## EXERCISE REQUIREMENTS
Copy every line of the data below word for word, keeping each character and number as it appears.

:: DATA ROWS

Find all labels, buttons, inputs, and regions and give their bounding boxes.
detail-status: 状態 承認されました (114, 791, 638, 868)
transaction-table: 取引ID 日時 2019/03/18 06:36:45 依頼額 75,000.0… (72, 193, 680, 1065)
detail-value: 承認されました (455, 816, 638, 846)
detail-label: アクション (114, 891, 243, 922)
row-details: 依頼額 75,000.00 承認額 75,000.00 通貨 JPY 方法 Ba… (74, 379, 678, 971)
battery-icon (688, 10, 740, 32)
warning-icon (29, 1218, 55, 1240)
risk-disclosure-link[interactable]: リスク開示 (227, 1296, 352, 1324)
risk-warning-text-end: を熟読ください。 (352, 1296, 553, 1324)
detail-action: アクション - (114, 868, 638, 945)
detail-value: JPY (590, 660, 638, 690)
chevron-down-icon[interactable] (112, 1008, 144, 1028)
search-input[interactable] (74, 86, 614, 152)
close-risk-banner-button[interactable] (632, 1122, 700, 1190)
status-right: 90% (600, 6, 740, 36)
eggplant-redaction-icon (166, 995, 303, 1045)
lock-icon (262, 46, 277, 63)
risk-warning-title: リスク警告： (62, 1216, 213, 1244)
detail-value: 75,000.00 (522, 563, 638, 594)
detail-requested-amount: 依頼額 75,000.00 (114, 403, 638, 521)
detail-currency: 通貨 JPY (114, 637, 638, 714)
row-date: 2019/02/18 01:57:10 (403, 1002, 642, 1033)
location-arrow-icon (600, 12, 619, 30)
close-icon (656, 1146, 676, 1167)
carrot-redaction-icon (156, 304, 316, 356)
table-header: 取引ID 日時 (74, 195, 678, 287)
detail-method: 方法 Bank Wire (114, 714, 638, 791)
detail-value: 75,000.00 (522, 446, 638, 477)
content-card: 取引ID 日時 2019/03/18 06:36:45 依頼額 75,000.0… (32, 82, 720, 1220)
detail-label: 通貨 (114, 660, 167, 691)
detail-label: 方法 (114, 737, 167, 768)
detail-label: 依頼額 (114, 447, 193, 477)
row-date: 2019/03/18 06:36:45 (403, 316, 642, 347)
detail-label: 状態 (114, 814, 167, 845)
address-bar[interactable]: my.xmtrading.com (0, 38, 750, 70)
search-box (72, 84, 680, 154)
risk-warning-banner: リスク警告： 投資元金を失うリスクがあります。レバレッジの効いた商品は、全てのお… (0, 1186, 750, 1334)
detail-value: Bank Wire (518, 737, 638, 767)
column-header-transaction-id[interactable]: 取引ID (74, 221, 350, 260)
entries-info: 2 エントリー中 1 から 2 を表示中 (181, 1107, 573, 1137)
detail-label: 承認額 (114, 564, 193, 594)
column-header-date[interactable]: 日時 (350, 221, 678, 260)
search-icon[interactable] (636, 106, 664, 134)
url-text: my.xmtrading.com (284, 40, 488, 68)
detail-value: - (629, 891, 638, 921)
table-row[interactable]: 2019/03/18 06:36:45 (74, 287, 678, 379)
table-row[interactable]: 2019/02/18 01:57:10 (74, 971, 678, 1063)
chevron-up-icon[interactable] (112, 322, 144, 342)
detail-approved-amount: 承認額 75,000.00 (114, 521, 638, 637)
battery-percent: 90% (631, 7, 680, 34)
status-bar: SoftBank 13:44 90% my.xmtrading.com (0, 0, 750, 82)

::::

## WRITTEN SOLUTION
Find all labels, buttons, inputs, and regions and give their bounding boxes.
detail-status: 状態 承認されました (114, 791, 638, 868)
transaction-table: 取引ID 日時 2019/03/18 06:36:45 依頼額 75,000.0… (72, 193, 680, 1065)
detail-value: 承認されました (455, 816, 638, 846)
detail-label: アクション (114, 891, 243, 922)
row-details: 依頼額 75,000.00 承認額 75,000.00 通貨 JPY 方法 Ba… (74, 379, 678, 971)
battery-icon (688, 10, 740, 32)
warning-icon (29, 1218, 55, 1240)
risk-disclosure-link[interactable]: リスク開示 (227, 1296, 352, 1324)
risk-warning-text-end: を熟読ください。 (352, 1296, 553, 1324)
detail-action: アクション - (114, 868, 638, 945)
detail-value: JPY (590, 660, 638, 690)
chevron-down-icon[interactable] (112, 1008, 144, 1028)
search-input[interactable] (74, 86, 614, 152)
close-risk-banner-button[interactable] (632, 1122, 700, 1190)
status-right: 90% (600, 6, 740, 36)
eggplant-redaction-icon (166, 995, 303, 1045)
lock-icon (262, 46, 277, 63)
risk-warning-title: リスク警告： (62, 1216, 213, 1244)
detail-value: 75,000.00 (522, 563, 638, 594)
detail-requested-amount: 依頼額 75,000.00 (114, 403, 638, 521)
detail-currency: 通貨 JPY (114, 637, 638, 714)
row-date: 2019/02/18 01:57:10 (403, 1002, 642, 1033)
location-arrow-icon (600, 12, 619, 30)
close-icon (656, 1146, 676, 1167)
carrot-redaction-icon (156, 304, 316, 356)
table-header: 取引ID 日時 (74, 195, 678, 287)
detail-method: 方法 Bank Wire (114, 714, 638, 791)
detail-value: 75,000.00 (522, 446, 638, 477)
content-card: 取引ID 日時 2019/03/18 06:36:45 依頼額 75,000.0… (32, 82, 720, 1220)
detail-label: 通貨 (114, 660, 167, 691)
detail-label: 方法 (114, 737, 167, 768)
detail-label: 依頼額 (114, 447, 193, 477)
row-date: 2019/03/18 06:36:45 (403, 316, 642, 347)
detail-label: 状態 (114, 814, 167, 845)
address-bar[interactable]: my.xmtrading.com (0, 38, 750, 70)
search-box (72, 84, 680, 154)
risk-warning-banner: リスク警告： 投資元金を失うリスクがあります。レバレッジの効いた商品は、全てのお… (0, 1186, 750, 1334)
detail-value: Bank Wire (518, 737, 638, 767)
column-header-transaction-id[interactable]: 取引ID (74, 221, 350, 260)
entries-info: 2 エントリー中 1 から 2 を表示中 (181, 1107, 573, 1137)
detail-label: 承認額 (114, 564, 193, 594)
column-header-date[interactable]: 日時 (350, 221, 678, 260)
search-icon[interactable] (636, 106, 664, 134)
url-text: my.xmtrading.com (284, 40, 488, 68)
detail-value: - (629, 891, 638, 921)
table-row[interactable]: 2019/03/18 06:36:45 (74, 287, 678, 379)
table-row[interactable]: 2019/02/18 01:57:10 (74, 971, 678, 1063)
chevron-up-icon[interactable] (112, 322, 144, 342)
detail-approved-amount: 承認額 75,000.00 (114, 521, 638, 637)
battery-percent: 90% (631, 7, 680, 34)
status-bar: SoftBank 13:44 90% my.xmtrading.com (0, 0, 750, 82)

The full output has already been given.